§ DIRECTION: Could you rewrite the lines below, changing every "slide-thumbnail" to "slide-preview" and leaving all else unchanged? Please omit the pictures from your answer.

— Begin ENTRIES SHOWN —

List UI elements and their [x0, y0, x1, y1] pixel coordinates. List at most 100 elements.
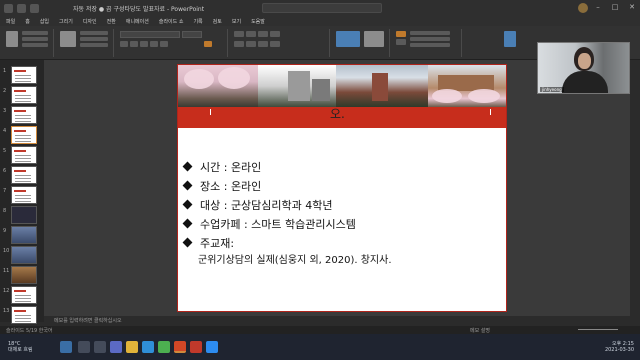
slide-thumbnail[interactable]: 1 [3, 66, 37, 84]
start-icon[interactable] [60, 341, 72, 353]
slide-thumbnail[interactable]: 11 [3, 266, 37, 284]
align-center-button[interactable] [246, 41, 256, 47]
task-view-icon[interactable] [94, 341, 106, 353]
cut-button[interactable] [22, 31, 48, 35]
menu-item[interactable]: 도움말 [251, 18, 265, 25]
copy-button[interactable] [22, 37, 48, 41]
bullet-icon [182, 180, 193, 191]
new-slide-button[interactable] [60, 31, 76, 47]
close-icon[interactable]: ✕ [628, 3, 636, 11]
slide-thumbnail[interactable]: 9 [3, 226, 37, 244]
slide-thumbnail[interactable]: 3 [3, 106, 37, 124]
avatar[interactable] [578, 3, 588, 13]
header-photos [178, 65, 506, 107]
slide-thumbnail[interactable]: 5 [3, 146, 37, 164]
cherry-blossom-photo [178, 65, 258, 107]
slide-number: 12 [3, 288, 10, 294]
menu-item[interactable]: 기록 [193, 18, 202, 25]
slide-canvas: 오. 시간 : 온라인 장소 : 온라인 대상 : 군상담심리학과 4학년 수업… [44, 60, 630, 316]
slide-thumbnail[interactable]: 8 [3, 206, 37, 224]
menu-item[interactable]: 파일 [6, 18, 15, 25]
indent-decrease-button[interactable] [258, 31, 268, 37]
numbering-button[interactable] [246, 31, 256, 37]
redo-icon[interactable] [30, 3, 39, 13]
underline-button[interactable] [140, 41, 148, 47]
voice-group [464, 29, 524, 57]
strike-button[interactable] [160, 41, 168, 47]
app-icon[interactable] [190, 341, 202, 353]
slide-number: 3 [3, 108, 7, 114]
menu-item[interactable]: 슬라이드 쇼 [159, 18, 184, 25]
indent-increase-button[interactable] [270, 31, 280, 37]
menu-item[interactable]: 전환 [107, 18, 116, 25]
taskbar: 18°C 대체로 흐림 오후 2:15 2021-03-30 [0, 334, 640, 360]
file-explorer-icon[interactable] [126, 341, 138, 353]
slide-number: 9 [3, 228, 7, 234]
minimize-icon[interactable]: – [594, 3, 602, 11]
font-size-select[interactable] [182, 31, 202, 38]
slide-number: 4 [3, 128, 7, 134]
search-icon[interactable] [78, 341, 90, 353]
shape-outline-button[interactable] [396, 39, 406, 45]
tower-photo [336, 65, 428, 107]
slide-number: 10 [3, 248, 10, 254]
font-family-select[interactable] [120, 31, 180, 38]
menu-item[interactable]: 삽입 [40, 18, 49, 25]
shadow-button[interactable] [150, 41, 158, 47]
zoom-icon[interactable] [206, 341, 218, 353]
slide-thumbnail[interactable]: 7 [3, 186, 37, 204]
reset-button[interactable] [80, 37, 108, 41]
section-button[interactable] [80, 43, 108, 47]
chrome-icon[interactable] [158, 341, 170, 353]
slide-thumbnail[interactable]: 4 [3, 126, 37, 144]
slide-thumbnail[interactable]: 2 [3, 86, 37, 104]
font-color-button[interactable] [204, 41, 212, 47]
format-painter-button[interactable] [22, 43, 48, 47]
status-left: 슬라이드 5/19 한국어 [6, 328, 53, 334]
menu-item[interactable]: 디자인 [83, 18, 97, 25]
align-left-button[interactable] [234, 41, 244, 47]
replace-button[interactable] [410, 37, 450, 41]
menu-item[interactable]: 그리기 [59, 18, 73, 25]
bold-button[interactable] [120, 41, 128, 47]
justify-button[interactable] [270, 41, 280, 47]
align-right-button[interactable] [258, 41, 268, 47]
slide-thumbnail[interactable]: 10 [3, 246, 37, 264]
paste-button[interactable] [6, 31, 18, 47]
slide-thumbnail[interactable]: 13 [3, 306, 37, 324]
edge-icon[interactable] [142, 341, 154, 353]
bullets-button[interactable] [234, 31, 244, 37]
maximize-icon[interactable]: □ [611, 3, 619, 11]
list-item: 주교재: [182, 233, 356, 252]
current-slide[interactable]: 오. 시간 : 온라인 장소 : 온라인 대상 : 군상담심리학과 4학년 수업… [177, 64, 507, 312]
powerpoint-icon[interactable] [174, 341, 186, 353]
system-tray-clock[interactable]: 오후 2:15 2021-03-30 [605, 341, 634, 353]
teams-icon[interactable] [110, 341, 122, 353]
title-band: 오. [178, 107, 506, 128]
slide-thumbnail[interactable]: 12 [3, 286, 37, 304]
find-button[interactable] [410, 31, 450, 35]
italic-button[interactable] [130, 41, 138, 47]
dictate-button[interactable] [504, 31, 516, 47]
menu-item[interactable]: 홈 [25, 18, 30, 25]
undo-icon[interactable] [17, 3, 26, 13]
notes-pane[interactable]: 메모를 입력하려면 클릭하십시오 [44, 316, 640, 326]
layout-button[interactable] [80, 31, 108, 35]
menu-item[interactable]: 애니메이션 [126, 18, 149, 25]
quick-styles-button[interactable] [364, 31, 384, 47]
slide-thumbnail[interactable]: 6 [3, 166, 37, 184]
menu-item[interactable]: 검토 [213, 18, 222, 25]
shape-fill-button[interactable] [396, 31, 406, 37]
zoom-slider[interactable] [578, 329, 618, 330]
textbook-reference: 군위기상담의 실제(심웅지 외, 2020). 창지사. [198, 255, 392, 266]
webcam-overlay[interactable]: jinhyeong [537, 42, 630, 94]
select-button[interactable] [410, 43, 450, 47]
menu-item[interactable]: 보기 [232, 18, 241, 25]
status-right[interactable]: 메모 설명 [470, 327, 490, 334]
save-icon[interactable] [4, 3, 13, 13]
slide-number: 6 [3, 168, 7, 174]
search-box[interactable] [262, 3, 382, 13]
weather-widget[interactable]: 18°C 대체로 흐림 [8, 341, 33, 353]
shapes-gallery[interactable] [336, 31, 360, 47]
list-item: 장소 : 온라인 [182, 176, 356, 195]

— End ENTRIES SHOWN —

§ ANSWER TO THIS PROBLEM:
List UI elements and their [x0, y0, x1, y1] pixel coordinates. List at most 100 elements.
slide-preview[interactable]: 1 [3, 66, 37, 84]
start-icon[interactable] [60, 341, 72, 353]
slide-preview[interactable]: 11 [3, 266, 37, 284]
align-center-button[interactable] [246, 41, 256, 47]
task-view-icon[interactable] [94, 341, 106, 353]
cut-button[interactable] [22, 31, 48, 35]
menu-item[interactable]: 도움말 [251, 18, 265, 25]
copy-button[interactable] [22, 37, 48, 41]
bullet-icon [182, 180, 193, 191]
new-slide-button[interactable] [60, 31, 76, 47]
close-icon[interactable]: ✕ [628, 3, 636, 11]
slide-preview[interactable]: 9 [3, 226, 37, 244]
slide-preview[interactable]: 3 [3, 106, 37, 124]
avatar[interactable] [578, 3, 588, 13]
header-photos [178, 65, 506, 107]
slide-preview[interactable]: 5 [3, 146, 37, 164]
cherry-blossom-photo [178, 65, 258, 107]
slide-number: 12 [3, 288, 10, 294]
menu-item[interactable]: 기록 [193, 18, 202, 25]
slide-canvas: 오. 시간 : 온라인 장소 : 온라인 대상 : 군상담심리학과 4학년 수업… [44, 60, 630, 316]
slide-preview[interactable]: 8 [3, 206, 37, 224]
menu-item[interactable]: 파일 [6, 18, 15, 25]
indent-decrease-button[interactable] [258, 31, 268, 37]
numbering-button[interactable] [246, 31, 256, 37]
redo-icon[interactable] [30, 3, 39, 13]
underline-button[interactable] [140, 41, 148, 47]
voice-group [464, 29, 524, 57]
strike-button[interactable] [160, 41, 168, 47]
app-icon[interactable] [190, 341, 202, 353]
slide-number: 3 [3, 108, 7, 114]
menu-item[interactable]: 슬라이드 쇼 [159, 18, 184, 25]
indent-increase-button[interactable] [270, 31, 280, 37]
menu-item[interactable]: 전환 [107, 18, 116, 25]
taskbar: 18°C 대체로 흐림 오후 2:15 2021-03-30 [0, 334, 640, 360]
file-explorer-icon[interactable] [126, 341, 138, 353]
slide-number: 9 [3, 228, 7, 234]
minimize-icon[interactable]: – [594, 3, 602, 11]
font-size-select[interactable] [182, 31, 202, 38]
slide-number: 4 [3, 128, 7, 134]
search-icon[interactable] [78, 341, 90, 353]
shape-outline-button[interactable] [396, 39, 406, 45]
tower-photo [336, 65, 428, 107]
slide-number: 10 [3, 248, 10, 254]
font-family-select[interactable] [120, 31, 180, 38]
menu-item[interactable]: 삽입 [40, 18, 49, 25]
shadow-button[interactable] [150, 41, 158, 47]
zoom-icon[interactable] [206, 341, 218, 353]
slide-preview[interactable]: 7 [3, 186, 37, 204]
reset-button[interactable] [80, 37, 108, 41]
section-button[interactable] [80, 43, 108, 47]
chrome-icon[interactable] [158, 341, 170, 353]
slide-preview[interactable]: 4 [3, 126, 37, 144]
slide-preview[interactable]: 2 [3, 86, 37, 104]
font-color-button[interactable] [204, 41, 212, 47]
format-painter-button[interactable] [22, 43, 48, 47]
status-left: 슬라이드 5/19 한국어 [6, 328, 53, 334]
menu-item[interactable]: 디자인 [83, 18, 97, 25]
align-left-button[interactable] [234, 41, 244, 47]
replace-button[interactable] [410, 37, 450, 41]
menu-item[interactable]: 그리기 [59, 18, 73, 25]
bold-button[interactable] [120, 41, 128, 47]
justify-button[interactable] [270, 41, 280, 47]
align-right-button[interactable] [258, 41, 268, 47]
slide-preview[interactable]: 10 [3, 246, 37, 264]
paste-button[interactable] [6, 31, 18, 47]
slide-preview[interactable]: 13 [3, 306, 37, 324]
edge-icon[interactable] [142, 341, 154, 353]
bullets-button[interactable] [234, 31, 244, 37]
maximize-icon[interactable]: □ [611, 3, 619, 11]
list-item: 주교재: [182, 233, 356, 252]
current-slide[interactable]: 오. 시간 : 온라인 장소 : 온라인 대상 : 군상담심리학과 4학년 수업… [177, 64, 507, 312]
powerpoint-icon[interactable] [174, 341, 186, 353]
system-tray-clock[interactable]: 오후 2:15 2021-03-30 [605, 341, 634, 353]
teams-icon[interactable] [110, 341, 122, 353]
title-band: 오. [178, 107, 506, 128]
slide-preview[interactable]: 12 [3, 286, 37, 304]
find-button[interactable] [410, 31, 450, 35]
italic-button[interactable] [130, 41, 138, 47]
dictate-button[interactable] [504, 31, 516, 47]
menu-item[interactable]: 홈 [25, 18, 30, 25]
undo-icon[interactable] [17, 3, 26, 13]
notes-pane[interactable]: 메모를 입력하려면 클릭하십시오 [44, 316, 640, 326]
layout-button[interactable] [80, 31, 108, 35]
menu-item[interactable]: 애니메이션 [126, 18, 149, 25]
quick-styles-button[interactable] [364, 31, 384, 47]
slide-preview[interactable]: 6 [3, 166, 37, 184]
menu-item[interactable]: 검토 [213, 18, 222, 25]
shape-fill-button[interactable] [396, 31, 406, 37]
zoom-slider[interactable] [578, 329, 618, 330]
textbook-reference: 군위기상담의 실제(심웅지 외, 2020). 창지사. [198, 255, 392, 266]
webcam-overlay[interactable]: jinhyeong [537, 42, 630, 94]
select-button[interactable] [410, 43, 450, 47]
menu-item[interactable]: 보기 [232, 18, 241, 25]
status-right[interactable]: 메모 설명 [470, 327, 490, 334]
save-icon[interactable] [4, 3, 13, 13]
slide-number: 6 [3, 168, 7, 174]
search-box[interactable] [262, 3, 382, 13]
weather-widget[interactable]: 18°C 대체로 흐림 [8, 341, 33, 353]
shapes-gallery[interactable] [336, 31, 360, 47]
list-item: 장소 : 온라인 [182, 176, 356, 195]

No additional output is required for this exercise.